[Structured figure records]

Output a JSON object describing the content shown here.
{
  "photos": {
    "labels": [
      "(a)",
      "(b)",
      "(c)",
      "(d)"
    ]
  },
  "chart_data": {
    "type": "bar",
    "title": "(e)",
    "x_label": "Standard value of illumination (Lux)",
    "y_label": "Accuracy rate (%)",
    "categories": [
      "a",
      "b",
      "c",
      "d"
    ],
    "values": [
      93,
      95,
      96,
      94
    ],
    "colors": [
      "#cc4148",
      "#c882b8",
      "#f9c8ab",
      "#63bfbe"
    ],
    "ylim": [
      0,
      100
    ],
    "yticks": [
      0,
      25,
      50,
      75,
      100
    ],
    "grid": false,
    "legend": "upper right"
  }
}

Exercise directions:
Reproduce each entry exactly, leaving out nothing.

Result:
Output a JSON object describing the content shown here.
{
  "photos": {
    "labels": [
      "(a)",
      "(b)",
      "(c)",
      "(d)"
    ]
  },
  "chart_data": {
    "type": "bar",
    "title": "(e)",
    "x_label": "Standard value of illumination (Lux)",
    "y_label": "Accuracy rate (%)",
    "categories": [
      "a",
      "b",
      "c",
      "d"
    ],
    "values": [
      93,
      95,
      96,
      94
    ],
    "colors": [
      "#cc4148",
      "#c882b8",
      "#f9c8ab",
      "#63bfbe"
    ],
    "ylim": [
      0,
      100
    ],
    "yticks": [
      0,
      25,
      50,
      75,
      100
    ],
    "grid": false,
    "legend": "upper right"
  }
}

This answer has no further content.